▸ Article
The Big Finish – Croal And Totilo Wrap ‘Portal’ Vs Mode With Big Questions

Breaking all previously established rules N’Gai and I are completing out “PortalVs Mode in overtime.

Today’s installment appears one week after the first, bringing this sordid saga to a close — though the arguments we bring up conclude absolutely nothing.

In Round 1, I listed three things that the critically hailed “Portal” does well and explained why I thought few game companies would rip them off. N’Gai offered his own minimalist take on what “Portal” gets right.

In Round 2, I affirm that “Portal”’s story and characters moved me. N’Gai then told me the game doesn’t have a story and that the person I was controlling wasn’t a character.

In today’s Final Round we further the story and character debate. I explain why I think “Portal” represents game storytelling at its possible finest. N’Gai presents a great analysis of what a player in a game really means, in terms of the characters you play/control/identify-with.

Excerpts:

Totilo: I couldn’t cast I/Chell in a movie, that’s for sure. But I can tell you some things: she’s a she; she’s a test subject; she’s willing to follow orders only to a point; she doesn’t get tired when she runs; she has 20/20 vision; she cared about a companion cube; she was willing to kill her boss/captor. Were these all traits programmed into her by Valve? Were some of these brought into the equation by me? Well, sort of. Did I really bring my concern for the companion cube to the game myself? Or did Valve cull that out of me, essentially grafting certain actions and reactions onto me, puppeteer-ing me? Where exactly, in the spectrum between “Chell”-ness and Stephen-ness, is the character I control defined? And if it’s somewhere in the middle, is that not possibly a proof of how a character in a video game is defined differently than one written about in a page or displayed on a TV screen?

Croal: I don’t have this entirely figured out yet, but it should help explain my skepticism about your insistence that Chell is in fact a character, even by the lower different standards of videogames. Take “Metal Gear Solid 2: Sons of Liberty.” Solid is a grizzled, cynical, war-and-world-weary black ops veteran, while Raiden is an eager, impetuous, somewhat naive rookie agent. I know these things because they are depicted in the game. Can you tell me anything similar about Chell–anything besides restating either the premise of the game or simply recounting your actions during the game? You say, “she’s a she; she’s a test subject…she doesn’t get tired when she runs; she has 20/20 vision.” I say, given GLaDOS’s references to “android hell” in Portal, how can you be certain that she isn’t actually an “it”? You say, “she’s only willing to follow orders to a point” and ” she was willing to kill her boss/captor.” I say you’re mistaking game progression for character development. You say “she cared about a companion cube.” I say, where’s the evidence? I didn’t see any tears or hear anything approaching remorse. In fact, didn’t GlaDOS say that you/we/Chell terminated the companion cube faster than any other test subject?

▸ The problem
Answer these questions using the article on the "Portal" debate.
(a) How long after the first installment does the final installment appear?
(b) Which game does Croal bring up to contrast its characters with Chell?
(c) What does Croal say Totilo is mistaking game progression for?

▸ Dataset
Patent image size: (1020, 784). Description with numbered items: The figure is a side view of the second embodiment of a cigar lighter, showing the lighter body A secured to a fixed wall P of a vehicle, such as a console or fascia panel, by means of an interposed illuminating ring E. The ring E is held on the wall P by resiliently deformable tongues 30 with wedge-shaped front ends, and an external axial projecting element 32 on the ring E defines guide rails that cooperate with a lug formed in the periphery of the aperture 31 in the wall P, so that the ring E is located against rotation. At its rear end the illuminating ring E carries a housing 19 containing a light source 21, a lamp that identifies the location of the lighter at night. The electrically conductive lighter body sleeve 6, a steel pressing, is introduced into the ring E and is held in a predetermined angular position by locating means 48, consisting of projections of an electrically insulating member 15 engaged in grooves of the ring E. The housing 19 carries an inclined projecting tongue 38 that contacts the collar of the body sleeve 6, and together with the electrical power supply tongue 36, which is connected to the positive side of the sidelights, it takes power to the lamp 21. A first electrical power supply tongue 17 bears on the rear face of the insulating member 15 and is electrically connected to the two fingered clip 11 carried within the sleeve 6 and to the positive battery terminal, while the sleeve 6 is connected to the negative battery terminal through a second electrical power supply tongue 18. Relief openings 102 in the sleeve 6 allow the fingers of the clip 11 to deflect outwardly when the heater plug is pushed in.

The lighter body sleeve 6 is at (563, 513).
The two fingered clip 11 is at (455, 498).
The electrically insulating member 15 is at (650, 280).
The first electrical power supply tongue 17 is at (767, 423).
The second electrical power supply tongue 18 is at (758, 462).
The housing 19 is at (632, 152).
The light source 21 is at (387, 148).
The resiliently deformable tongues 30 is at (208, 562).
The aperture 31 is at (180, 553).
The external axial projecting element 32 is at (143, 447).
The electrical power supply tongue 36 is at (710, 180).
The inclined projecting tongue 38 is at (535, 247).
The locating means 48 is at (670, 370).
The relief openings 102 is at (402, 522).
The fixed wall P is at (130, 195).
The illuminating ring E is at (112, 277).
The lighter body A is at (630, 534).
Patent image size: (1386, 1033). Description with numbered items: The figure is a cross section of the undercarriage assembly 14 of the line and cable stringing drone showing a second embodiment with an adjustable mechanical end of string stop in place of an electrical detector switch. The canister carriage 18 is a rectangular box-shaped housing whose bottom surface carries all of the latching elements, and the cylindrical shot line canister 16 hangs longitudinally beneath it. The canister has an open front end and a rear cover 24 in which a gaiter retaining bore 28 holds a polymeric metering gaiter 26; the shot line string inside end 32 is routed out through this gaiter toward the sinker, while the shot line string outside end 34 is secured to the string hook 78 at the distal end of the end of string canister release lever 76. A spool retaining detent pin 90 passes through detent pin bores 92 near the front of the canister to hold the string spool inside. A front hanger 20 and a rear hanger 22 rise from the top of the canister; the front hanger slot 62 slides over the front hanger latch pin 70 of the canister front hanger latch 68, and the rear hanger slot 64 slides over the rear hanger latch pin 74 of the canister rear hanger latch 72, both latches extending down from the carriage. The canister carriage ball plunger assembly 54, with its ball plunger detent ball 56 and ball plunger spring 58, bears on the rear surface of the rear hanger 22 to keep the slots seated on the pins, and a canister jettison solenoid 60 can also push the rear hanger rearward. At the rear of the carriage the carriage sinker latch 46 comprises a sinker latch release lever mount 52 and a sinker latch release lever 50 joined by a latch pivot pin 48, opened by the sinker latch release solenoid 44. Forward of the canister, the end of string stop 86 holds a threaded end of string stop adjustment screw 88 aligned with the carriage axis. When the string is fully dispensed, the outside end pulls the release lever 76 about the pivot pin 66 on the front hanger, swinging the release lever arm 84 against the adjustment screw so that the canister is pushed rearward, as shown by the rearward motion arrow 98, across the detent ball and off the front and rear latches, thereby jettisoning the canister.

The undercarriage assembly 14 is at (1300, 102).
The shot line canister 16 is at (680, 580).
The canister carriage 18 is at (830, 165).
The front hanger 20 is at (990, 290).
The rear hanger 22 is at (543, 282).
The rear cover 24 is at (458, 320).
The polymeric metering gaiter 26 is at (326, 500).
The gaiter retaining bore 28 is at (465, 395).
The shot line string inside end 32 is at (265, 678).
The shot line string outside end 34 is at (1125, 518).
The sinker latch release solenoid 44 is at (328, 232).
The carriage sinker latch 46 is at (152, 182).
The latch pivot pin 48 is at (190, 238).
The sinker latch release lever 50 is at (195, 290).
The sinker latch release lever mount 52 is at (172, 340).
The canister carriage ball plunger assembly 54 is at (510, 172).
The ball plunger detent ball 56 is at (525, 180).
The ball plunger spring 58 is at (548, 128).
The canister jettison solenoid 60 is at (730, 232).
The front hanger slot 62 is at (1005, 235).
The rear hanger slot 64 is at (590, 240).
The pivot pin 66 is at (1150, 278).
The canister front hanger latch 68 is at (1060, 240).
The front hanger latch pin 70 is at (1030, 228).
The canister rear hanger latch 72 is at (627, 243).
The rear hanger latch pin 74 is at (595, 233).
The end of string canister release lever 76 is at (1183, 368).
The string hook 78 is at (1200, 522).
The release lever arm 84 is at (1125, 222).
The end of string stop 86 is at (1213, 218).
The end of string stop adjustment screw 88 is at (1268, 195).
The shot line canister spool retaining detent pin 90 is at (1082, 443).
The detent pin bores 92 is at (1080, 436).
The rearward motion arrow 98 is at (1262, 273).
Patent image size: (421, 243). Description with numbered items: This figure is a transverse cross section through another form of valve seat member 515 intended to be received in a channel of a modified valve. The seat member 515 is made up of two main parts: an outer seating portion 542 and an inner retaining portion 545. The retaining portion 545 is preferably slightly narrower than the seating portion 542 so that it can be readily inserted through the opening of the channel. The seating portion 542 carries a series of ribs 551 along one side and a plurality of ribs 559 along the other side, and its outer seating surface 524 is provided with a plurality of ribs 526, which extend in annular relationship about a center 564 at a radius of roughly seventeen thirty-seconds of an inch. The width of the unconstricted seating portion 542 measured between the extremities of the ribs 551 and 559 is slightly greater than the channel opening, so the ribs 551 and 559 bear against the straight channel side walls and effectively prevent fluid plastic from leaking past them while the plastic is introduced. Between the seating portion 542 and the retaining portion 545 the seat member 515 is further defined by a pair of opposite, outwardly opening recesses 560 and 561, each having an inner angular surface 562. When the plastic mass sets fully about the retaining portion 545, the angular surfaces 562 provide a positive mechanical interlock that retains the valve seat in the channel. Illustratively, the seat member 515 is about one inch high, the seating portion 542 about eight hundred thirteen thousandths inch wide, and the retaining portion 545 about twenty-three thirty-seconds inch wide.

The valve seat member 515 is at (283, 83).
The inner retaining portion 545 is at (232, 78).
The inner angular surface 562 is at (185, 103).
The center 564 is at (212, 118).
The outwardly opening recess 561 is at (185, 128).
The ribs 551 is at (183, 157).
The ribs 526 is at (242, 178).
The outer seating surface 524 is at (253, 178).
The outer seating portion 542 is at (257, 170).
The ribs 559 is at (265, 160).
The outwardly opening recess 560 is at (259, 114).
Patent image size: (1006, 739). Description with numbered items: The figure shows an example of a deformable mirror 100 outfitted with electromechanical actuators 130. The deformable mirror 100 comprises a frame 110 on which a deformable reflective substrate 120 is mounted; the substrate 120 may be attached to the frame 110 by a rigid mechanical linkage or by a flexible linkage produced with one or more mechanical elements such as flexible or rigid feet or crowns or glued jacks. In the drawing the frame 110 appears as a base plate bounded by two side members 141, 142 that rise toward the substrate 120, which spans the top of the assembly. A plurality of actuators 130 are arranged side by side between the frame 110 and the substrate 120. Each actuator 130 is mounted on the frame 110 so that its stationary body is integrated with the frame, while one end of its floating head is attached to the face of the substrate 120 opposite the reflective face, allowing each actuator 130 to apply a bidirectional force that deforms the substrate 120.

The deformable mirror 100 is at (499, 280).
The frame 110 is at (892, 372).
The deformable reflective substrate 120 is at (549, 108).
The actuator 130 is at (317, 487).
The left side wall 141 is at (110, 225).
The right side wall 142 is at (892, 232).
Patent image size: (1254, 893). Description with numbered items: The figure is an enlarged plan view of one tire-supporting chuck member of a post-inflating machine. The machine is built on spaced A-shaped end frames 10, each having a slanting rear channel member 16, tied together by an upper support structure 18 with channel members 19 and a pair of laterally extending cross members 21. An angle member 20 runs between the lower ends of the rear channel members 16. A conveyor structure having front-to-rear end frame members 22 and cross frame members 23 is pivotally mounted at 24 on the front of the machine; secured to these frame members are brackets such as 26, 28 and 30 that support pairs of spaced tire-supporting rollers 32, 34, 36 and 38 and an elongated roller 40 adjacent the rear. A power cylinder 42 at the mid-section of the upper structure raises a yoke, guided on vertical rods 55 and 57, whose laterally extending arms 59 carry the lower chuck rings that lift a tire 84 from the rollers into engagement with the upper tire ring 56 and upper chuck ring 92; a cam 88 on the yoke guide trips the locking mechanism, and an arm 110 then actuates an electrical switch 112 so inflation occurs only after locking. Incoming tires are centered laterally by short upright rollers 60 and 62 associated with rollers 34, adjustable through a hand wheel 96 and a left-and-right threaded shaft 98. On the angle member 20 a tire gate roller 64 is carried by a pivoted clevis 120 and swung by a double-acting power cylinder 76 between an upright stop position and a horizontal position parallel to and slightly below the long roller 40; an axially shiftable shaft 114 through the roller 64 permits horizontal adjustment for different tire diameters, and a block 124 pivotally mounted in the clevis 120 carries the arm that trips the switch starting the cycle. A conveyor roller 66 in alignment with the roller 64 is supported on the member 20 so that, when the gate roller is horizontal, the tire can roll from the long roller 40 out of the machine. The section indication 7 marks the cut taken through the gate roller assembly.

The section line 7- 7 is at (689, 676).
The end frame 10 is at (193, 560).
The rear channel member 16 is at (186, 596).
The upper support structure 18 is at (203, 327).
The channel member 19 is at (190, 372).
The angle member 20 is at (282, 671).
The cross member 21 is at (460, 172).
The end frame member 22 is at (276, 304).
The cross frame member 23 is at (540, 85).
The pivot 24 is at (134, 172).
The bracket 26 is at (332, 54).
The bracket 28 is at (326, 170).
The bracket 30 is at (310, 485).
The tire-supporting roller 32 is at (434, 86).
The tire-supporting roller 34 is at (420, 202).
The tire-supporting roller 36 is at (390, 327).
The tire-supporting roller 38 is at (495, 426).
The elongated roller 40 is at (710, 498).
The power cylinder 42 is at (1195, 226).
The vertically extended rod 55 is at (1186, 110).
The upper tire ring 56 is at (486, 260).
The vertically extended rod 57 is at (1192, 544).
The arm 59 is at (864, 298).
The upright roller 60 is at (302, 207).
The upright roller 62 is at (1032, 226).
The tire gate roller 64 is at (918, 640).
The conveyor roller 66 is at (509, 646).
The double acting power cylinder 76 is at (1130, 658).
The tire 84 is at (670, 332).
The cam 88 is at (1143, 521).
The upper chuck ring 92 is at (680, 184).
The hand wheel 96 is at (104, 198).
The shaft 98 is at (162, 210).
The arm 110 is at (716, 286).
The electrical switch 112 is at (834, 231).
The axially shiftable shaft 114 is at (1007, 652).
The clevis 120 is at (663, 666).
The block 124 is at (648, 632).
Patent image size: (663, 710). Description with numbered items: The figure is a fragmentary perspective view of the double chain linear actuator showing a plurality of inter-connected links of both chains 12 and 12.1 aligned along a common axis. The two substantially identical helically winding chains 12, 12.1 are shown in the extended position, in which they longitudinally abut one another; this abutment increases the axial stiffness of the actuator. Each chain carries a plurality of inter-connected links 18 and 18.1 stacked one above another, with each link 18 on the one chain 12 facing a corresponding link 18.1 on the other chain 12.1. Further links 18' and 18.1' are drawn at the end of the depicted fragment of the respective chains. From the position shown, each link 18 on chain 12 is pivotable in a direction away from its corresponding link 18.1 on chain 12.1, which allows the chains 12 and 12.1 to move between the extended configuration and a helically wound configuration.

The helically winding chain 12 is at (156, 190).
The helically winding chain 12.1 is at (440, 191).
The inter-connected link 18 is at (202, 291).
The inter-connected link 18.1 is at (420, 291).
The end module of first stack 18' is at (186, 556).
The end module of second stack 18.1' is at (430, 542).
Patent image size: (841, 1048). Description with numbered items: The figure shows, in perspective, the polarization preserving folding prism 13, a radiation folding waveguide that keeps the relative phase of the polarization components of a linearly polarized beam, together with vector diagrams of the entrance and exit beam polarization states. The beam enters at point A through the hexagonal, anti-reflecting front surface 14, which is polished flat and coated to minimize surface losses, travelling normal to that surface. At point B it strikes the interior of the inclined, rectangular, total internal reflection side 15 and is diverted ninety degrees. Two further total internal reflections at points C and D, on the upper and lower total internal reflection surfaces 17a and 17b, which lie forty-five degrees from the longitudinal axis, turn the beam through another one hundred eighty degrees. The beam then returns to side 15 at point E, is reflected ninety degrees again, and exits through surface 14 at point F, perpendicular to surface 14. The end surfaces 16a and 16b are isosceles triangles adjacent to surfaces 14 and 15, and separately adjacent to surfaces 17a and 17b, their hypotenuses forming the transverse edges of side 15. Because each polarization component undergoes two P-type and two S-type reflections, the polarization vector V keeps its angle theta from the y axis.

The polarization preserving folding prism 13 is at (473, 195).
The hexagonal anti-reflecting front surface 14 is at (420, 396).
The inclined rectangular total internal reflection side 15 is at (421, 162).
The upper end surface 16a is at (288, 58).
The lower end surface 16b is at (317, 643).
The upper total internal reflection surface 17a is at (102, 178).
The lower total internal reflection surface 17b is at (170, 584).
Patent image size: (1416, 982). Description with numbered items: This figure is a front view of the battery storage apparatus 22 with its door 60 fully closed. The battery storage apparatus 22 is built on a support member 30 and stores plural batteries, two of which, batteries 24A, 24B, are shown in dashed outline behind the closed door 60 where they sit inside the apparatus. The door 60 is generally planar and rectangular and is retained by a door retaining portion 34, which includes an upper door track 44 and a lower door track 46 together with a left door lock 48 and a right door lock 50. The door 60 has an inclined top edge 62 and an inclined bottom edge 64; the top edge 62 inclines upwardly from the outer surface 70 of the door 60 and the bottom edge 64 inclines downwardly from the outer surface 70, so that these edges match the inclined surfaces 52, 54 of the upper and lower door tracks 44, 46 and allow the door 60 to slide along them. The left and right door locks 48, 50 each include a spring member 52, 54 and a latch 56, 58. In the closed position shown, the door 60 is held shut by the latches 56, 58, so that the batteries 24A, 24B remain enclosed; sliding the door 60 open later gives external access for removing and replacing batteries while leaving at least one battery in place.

▸ Answer to this task
(a) One week after the first.
(b) "Metal Gear Solid 2: Sons of Liberty."
(c) Character development.